*Data provided:*

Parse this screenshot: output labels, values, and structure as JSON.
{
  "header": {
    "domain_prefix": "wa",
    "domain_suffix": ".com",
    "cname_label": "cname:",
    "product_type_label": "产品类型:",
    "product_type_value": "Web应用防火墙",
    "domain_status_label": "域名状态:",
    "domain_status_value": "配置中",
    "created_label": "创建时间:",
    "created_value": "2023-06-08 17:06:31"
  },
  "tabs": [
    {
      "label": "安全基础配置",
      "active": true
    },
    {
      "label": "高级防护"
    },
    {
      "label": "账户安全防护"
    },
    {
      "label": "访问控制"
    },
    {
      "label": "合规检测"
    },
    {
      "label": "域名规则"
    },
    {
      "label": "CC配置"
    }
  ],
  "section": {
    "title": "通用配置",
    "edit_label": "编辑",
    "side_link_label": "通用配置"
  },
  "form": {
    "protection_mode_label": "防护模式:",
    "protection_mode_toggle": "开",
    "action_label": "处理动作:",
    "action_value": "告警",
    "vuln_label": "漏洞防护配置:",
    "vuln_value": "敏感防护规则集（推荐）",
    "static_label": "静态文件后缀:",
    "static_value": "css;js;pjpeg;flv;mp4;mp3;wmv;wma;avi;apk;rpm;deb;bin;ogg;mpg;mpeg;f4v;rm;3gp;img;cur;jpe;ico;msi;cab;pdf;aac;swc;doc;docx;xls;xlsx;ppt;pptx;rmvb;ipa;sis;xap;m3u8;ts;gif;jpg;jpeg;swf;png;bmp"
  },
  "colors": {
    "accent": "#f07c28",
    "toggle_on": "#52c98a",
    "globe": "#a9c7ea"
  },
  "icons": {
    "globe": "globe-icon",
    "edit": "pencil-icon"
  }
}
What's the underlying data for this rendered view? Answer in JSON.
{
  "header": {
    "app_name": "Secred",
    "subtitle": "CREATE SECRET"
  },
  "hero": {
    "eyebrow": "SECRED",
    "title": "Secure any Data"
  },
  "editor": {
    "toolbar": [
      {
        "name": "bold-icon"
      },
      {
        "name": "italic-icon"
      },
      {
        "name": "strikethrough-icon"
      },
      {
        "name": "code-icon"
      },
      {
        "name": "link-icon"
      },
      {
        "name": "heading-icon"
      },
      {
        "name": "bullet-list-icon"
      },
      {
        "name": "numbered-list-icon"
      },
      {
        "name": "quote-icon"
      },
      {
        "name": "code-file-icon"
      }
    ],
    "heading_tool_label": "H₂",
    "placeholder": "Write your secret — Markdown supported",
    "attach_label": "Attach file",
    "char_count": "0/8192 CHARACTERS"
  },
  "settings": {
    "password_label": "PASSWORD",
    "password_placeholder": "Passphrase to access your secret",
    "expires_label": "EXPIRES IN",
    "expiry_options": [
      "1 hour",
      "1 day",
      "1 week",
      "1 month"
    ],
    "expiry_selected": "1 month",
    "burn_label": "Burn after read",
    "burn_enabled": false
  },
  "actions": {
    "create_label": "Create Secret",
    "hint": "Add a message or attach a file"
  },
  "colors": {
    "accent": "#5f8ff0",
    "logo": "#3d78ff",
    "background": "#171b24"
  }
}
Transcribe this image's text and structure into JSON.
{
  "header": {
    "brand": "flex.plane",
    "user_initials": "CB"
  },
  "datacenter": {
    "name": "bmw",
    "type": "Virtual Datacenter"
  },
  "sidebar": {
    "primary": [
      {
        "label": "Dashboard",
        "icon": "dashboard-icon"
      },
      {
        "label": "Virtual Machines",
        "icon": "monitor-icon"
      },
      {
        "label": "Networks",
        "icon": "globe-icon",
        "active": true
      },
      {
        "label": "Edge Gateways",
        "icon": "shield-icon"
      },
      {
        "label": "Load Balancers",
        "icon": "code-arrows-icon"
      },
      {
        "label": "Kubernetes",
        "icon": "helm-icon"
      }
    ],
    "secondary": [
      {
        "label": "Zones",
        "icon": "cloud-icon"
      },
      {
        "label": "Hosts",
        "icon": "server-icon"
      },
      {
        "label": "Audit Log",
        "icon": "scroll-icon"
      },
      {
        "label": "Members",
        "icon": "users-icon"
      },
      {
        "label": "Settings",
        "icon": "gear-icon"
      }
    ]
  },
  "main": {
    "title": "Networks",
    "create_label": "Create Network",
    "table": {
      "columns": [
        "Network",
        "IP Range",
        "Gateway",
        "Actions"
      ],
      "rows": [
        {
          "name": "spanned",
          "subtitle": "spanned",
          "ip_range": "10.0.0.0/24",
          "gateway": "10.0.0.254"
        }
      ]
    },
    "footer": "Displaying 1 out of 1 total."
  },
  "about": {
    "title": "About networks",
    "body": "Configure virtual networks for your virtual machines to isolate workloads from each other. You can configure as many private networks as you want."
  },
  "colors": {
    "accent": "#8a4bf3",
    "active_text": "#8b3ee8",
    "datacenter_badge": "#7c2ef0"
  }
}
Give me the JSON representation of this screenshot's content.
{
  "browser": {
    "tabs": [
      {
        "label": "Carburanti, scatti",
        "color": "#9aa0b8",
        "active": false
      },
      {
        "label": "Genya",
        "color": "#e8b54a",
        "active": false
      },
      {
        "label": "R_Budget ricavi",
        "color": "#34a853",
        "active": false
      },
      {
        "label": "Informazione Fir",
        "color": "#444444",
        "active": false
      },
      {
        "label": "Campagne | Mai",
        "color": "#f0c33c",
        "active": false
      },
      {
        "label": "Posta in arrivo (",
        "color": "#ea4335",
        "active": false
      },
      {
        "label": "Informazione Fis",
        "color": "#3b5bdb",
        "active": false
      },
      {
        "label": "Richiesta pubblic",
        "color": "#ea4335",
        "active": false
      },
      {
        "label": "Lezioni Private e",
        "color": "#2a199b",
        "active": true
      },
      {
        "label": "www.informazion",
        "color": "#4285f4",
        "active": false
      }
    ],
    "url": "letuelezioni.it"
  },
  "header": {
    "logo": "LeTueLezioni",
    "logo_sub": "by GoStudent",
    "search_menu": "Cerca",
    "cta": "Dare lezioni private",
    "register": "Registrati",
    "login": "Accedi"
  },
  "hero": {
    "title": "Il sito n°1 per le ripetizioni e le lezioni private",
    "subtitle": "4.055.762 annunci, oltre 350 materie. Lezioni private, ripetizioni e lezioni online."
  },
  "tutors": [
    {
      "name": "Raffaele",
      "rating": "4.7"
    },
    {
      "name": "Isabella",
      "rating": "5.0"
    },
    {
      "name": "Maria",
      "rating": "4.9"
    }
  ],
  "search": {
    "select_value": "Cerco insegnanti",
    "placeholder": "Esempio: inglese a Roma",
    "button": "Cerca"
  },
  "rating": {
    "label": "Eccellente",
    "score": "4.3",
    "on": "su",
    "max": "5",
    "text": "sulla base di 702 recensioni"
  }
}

*Exercise brief:*
Copy each line containing the word "code" from the data.

*Final result:*
        "name": "code-icon"
        "name": "code-file-icon"
        "icon": "code-arrows-icon"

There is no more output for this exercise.